**What you need to do:** Filter the records below for the word "strips". Copy each line that holds it.

Data records:

■ ■ ■ ■ ■

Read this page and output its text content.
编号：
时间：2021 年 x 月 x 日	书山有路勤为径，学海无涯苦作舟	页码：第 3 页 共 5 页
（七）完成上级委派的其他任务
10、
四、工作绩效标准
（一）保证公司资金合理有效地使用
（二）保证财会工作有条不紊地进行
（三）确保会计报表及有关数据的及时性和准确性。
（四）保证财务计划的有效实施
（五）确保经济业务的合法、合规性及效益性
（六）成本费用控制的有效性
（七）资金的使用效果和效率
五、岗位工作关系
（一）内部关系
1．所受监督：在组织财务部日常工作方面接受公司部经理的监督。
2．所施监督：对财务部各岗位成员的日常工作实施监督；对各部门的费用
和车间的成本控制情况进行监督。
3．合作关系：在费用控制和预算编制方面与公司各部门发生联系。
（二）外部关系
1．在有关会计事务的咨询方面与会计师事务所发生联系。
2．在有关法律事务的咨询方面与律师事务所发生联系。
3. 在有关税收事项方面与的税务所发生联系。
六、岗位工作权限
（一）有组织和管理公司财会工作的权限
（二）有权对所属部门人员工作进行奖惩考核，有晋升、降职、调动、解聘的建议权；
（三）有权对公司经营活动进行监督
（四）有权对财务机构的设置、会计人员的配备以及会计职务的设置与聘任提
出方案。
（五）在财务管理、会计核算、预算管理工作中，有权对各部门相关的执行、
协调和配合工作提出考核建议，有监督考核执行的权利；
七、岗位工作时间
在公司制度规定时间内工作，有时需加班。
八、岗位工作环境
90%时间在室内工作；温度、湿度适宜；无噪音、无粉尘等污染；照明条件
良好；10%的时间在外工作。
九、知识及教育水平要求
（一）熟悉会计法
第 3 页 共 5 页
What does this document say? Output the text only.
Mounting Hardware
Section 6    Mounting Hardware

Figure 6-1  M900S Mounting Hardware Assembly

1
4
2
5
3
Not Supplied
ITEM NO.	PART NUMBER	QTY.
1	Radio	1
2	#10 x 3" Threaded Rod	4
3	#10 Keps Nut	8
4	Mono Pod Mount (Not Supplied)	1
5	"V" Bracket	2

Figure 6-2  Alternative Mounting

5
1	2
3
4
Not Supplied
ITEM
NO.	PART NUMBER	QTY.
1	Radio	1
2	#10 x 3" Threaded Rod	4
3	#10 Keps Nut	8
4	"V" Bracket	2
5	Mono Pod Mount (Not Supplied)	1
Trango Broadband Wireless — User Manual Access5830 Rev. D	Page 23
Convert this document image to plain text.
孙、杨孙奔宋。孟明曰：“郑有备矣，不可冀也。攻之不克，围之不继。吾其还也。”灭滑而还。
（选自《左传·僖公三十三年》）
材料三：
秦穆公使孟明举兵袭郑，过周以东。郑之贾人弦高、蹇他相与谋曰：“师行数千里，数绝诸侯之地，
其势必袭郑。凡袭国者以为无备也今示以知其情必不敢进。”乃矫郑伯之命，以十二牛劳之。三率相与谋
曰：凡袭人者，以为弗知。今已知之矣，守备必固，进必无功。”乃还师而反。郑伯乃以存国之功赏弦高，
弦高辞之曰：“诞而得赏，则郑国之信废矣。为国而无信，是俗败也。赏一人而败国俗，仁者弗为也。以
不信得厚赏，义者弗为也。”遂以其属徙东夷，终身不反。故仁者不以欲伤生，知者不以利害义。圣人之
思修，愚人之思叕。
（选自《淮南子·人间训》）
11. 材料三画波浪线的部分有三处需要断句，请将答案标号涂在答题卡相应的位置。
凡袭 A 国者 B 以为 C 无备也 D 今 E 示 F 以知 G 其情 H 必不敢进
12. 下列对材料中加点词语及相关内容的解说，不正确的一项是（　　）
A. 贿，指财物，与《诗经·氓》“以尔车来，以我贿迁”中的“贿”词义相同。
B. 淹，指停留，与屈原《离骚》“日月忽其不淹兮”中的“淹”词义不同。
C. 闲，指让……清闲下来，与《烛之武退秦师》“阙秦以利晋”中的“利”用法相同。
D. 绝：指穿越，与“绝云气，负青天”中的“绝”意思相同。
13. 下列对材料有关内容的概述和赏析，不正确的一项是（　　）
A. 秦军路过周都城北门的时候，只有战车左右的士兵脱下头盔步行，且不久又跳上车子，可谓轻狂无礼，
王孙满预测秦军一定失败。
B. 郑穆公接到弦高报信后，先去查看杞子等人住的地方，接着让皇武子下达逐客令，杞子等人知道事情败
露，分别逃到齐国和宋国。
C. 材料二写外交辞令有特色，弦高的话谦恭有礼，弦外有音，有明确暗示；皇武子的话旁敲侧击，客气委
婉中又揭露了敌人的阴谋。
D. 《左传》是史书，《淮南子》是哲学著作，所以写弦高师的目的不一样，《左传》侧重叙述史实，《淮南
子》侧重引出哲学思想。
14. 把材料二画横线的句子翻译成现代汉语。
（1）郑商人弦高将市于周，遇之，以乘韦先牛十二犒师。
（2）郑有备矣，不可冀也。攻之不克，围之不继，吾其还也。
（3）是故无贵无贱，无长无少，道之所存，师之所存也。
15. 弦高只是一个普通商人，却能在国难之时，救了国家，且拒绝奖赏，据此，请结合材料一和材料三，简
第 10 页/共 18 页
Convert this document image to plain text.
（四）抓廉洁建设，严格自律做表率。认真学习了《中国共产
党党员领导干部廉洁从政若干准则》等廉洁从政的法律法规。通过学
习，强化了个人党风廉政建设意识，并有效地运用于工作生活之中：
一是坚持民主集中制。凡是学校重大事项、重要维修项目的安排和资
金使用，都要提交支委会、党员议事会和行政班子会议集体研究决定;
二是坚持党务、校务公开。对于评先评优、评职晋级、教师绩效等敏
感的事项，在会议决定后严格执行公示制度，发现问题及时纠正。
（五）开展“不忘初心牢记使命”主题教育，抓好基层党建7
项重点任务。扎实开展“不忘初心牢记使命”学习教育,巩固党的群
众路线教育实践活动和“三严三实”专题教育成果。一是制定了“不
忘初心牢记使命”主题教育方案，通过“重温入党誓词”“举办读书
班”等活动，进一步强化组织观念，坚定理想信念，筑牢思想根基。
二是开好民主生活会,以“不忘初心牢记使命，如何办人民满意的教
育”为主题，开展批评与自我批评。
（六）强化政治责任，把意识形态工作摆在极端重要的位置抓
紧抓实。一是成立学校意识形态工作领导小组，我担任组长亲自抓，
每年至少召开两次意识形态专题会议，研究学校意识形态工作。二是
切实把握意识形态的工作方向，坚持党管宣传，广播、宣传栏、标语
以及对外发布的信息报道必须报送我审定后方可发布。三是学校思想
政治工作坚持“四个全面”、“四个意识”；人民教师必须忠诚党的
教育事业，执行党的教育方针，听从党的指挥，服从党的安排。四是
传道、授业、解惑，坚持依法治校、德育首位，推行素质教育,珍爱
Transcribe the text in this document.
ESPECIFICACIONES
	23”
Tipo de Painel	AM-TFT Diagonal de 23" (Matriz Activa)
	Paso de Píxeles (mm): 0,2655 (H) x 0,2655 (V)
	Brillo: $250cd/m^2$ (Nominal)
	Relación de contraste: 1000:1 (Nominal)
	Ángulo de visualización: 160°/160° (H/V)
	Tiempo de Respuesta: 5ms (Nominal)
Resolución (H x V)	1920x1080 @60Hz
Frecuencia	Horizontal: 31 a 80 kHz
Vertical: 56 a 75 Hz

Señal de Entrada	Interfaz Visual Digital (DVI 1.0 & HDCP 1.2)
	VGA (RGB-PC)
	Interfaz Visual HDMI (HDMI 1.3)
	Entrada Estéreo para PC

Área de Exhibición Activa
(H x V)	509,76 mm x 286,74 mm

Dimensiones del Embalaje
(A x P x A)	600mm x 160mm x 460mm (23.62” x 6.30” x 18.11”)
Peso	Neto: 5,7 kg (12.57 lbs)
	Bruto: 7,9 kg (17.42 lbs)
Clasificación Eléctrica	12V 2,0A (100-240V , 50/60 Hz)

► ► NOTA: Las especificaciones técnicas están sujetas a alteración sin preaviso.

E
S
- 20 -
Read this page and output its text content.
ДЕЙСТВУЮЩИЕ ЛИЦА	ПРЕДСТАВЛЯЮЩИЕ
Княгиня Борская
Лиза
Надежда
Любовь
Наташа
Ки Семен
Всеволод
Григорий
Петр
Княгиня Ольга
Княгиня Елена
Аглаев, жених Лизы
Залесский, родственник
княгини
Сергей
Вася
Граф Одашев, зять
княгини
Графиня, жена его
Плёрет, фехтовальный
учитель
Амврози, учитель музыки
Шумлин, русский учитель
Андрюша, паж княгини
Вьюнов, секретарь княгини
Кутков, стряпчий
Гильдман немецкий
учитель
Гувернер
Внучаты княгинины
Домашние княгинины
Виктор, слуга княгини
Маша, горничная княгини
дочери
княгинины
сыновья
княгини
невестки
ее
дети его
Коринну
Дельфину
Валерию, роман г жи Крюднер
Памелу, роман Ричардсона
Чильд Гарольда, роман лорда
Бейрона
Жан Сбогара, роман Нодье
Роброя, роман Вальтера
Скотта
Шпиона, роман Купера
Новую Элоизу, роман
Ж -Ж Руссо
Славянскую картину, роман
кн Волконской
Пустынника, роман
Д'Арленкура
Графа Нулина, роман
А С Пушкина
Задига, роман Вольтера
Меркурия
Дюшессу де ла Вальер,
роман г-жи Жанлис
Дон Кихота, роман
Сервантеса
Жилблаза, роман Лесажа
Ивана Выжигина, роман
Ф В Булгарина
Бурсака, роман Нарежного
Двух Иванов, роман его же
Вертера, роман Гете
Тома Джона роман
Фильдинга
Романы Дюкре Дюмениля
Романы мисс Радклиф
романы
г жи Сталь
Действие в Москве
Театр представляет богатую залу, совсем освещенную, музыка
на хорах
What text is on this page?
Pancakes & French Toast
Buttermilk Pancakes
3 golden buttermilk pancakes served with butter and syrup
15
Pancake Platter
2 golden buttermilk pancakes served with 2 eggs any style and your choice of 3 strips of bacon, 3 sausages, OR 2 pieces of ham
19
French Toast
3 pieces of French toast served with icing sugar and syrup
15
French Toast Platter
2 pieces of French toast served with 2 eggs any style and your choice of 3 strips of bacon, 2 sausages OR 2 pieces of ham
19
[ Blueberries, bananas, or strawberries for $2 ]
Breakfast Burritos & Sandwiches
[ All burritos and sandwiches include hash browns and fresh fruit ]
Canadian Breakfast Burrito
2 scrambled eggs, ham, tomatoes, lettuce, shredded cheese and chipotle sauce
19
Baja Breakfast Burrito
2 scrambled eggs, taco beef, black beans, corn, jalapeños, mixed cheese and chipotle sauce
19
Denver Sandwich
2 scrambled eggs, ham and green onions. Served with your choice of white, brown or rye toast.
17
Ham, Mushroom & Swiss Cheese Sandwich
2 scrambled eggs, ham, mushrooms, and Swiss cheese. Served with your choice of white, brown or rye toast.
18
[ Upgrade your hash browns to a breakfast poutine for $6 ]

■ ■ ■ ■ ■

**Task solution:**
2 golden buttermilk pancakes served with 2 eggs any style and your choice of 3 strips of bacon, 3 sausages, OR 2 pieces of ham
2 pieces of French toast served with 2 eggs any style and your choice of 3 strips of bacon, 2 sausages OR 2 pieces of ham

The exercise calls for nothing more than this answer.